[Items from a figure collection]

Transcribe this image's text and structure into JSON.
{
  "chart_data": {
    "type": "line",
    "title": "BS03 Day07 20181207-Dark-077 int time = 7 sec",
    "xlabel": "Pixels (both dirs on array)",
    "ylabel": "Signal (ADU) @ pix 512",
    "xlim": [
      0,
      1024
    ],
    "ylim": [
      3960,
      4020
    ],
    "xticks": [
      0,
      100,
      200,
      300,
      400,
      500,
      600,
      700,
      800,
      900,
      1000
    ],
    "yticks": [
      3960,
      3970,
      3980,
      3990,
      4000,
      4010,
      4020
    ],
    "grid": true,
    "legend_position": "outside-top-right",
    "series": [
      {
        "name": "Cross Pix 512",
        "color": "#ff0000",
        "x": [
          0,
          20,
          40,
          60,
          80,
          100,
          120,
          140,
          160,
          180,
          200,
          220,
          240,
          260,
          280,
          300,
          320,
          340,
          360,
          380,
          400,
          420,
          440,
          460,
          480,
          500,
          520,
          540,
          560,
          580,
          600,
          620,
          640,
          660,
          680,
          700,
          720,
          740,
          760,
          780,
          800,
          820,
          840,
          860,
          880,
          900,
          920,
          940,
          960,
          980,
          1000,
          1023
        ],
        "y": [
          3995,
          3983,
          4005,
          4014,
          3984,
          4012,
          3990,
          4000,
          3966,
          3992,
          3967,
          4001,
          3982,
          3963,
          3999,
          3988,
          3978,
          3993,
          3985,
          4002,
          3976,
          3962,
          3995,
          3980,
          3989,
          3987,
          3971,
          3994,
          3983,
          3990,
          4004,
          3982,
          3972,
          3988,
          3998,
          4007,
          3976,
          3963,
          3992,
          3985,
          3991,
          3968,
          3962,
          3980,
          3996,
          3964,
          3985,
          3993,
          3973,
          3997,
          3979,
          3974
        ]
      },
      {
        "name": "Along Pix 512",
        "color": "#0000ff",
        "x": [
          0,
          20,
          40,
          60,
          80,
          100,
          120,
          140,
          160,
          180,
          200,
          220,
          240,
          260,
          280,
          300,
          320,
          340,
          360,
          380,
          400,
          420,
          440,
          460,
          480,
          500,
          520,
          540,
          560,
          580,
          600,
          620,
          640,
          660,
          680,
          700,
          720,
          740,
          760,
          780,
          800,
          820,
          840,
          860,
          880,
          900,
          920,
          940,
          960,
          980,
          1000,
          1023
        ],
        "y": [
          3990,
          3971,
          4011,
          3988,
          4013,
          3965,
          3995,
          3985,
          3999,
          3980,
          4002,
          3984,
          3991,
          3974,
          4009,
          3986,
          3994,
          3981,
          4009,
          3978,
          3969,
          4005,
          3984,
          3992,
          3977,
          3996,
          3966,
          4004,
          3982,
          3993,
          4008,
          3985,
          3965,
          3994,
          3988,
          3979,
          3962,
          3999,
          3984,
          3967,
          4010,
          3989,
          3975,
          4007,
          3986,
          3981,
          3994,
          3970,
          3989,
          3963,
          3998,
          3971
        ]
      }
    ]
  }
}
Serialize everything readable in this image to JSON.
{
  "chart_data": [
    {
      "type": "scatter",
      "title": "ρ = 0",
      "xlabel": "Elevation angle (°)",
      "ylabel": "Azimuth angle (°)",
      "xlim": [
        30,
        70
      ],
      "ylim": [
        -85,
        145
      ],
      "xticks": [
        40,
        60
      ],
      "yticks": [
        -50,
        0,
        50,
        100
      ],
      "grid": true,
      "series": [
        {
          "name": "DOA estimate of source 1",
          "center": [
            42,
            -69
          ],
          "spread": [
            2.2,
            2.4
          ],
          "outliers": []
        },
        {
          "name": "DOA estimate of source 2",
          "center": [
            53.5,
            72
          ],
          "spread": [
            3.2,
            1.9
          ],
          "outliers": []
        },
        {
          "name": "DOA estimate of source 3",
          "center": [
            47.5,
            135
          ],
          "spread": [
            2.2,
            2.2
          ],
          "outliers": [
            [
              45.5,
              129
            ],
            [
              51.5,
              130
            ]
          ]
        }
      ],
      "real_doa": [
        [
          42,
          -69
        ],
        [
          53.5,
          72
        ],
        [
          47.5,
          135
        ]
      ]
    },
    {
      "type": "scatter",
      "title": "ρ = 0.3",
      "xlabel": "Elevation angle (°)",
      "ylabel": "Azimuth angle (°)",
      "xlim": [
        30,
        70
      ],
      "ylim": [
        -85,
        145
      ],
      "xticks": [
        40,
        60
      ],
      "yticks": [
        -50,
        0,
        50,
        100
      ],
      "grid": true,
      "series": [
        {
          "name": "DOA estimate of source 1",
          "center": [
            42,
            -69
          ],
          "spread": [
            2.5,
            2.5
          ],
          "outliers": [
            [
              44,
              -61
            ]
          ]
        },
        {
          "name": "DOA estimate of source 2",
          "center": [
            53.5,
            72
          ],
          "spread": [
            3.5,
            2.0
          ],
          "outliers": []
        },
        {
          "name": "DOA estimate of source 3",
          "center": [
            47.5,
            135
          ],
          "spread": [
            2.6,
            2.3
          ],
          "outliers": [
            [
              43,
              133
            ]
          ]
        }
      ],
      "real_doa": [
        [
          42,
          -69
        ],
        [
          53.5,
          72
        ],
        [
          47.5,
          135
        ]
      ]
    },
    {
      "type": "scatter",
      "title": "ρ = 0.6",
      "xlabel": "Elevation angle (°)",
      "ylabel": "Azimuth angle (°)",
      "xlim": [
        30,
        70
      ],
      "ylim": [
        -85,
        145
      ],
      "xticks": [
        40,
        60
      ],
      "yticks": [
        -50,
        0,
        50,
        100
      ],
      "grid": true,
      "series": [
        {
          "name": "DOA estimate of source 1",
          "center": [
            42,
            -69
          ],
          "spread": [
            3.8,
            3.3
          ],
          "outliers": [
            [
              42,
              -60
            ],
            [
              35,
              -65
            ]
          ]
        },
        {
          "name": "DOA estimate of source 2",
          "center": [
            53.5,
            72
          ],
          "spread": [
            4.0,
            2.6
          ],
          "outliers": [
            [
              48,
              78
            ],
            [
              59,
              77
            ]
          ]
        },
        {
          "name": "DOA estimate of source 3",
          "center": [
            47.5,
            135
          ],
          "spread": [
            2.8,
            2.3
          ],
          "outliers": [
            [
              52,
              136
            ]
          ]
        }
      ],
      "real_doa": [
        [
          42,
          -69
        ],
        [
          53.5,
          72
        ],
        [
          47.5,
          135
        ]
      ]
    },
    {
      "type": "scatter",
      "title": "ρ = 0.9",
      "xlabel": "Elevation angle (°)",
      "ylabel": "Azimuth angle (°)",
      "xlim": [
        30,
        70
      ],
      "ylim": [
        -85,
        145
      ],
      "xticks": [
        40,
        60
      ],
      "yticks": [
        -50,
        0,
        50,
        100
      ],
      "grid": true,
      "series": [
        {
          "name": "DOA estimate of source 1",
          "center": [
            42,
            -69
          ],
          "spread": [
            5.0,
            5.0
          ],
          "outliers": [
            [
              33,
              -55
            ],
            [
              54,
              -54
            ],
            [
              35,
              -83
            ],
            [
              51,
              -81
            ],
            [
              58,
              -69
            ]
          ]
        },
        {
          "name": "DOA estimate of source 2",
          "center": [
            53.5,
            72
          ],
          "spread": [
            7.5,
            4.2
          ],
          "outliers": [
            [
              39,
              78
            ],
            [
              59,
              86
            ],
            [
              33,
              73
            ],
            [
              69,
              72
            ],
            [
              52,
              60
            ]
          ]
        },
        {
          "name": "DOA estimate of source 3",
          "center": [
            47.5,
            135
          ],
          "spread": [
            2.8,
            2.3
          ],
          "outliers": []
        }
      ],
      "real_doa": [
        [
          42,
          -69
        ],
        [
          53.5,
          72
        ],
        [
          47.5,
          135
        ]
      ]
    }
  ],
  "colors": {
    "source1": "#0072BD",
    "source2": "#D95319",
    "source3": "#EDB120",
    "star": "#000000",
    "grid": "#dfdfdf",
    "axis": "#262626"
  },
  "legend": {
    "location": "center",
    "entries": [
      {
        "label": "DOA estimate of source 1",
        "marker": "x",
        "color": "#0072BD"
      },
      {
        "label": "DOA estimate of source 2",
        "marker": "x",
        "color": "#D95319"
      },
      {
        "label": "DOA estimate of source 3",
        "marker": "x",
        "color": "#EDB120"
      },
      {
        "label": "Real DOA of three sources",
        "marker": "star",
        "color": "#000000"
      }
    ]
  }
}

→ **Problem details**
List all lines holding the string "title".

→ **Output of the exercise**
    "title": "BS03 Day07 20181207-Dark-077 int time = 7 sec",
      "title": "ρ = 0",
      "title": "ρ = 0.3",
      "title": "ρ = 0.6",
      "title": "ρ = 0.9",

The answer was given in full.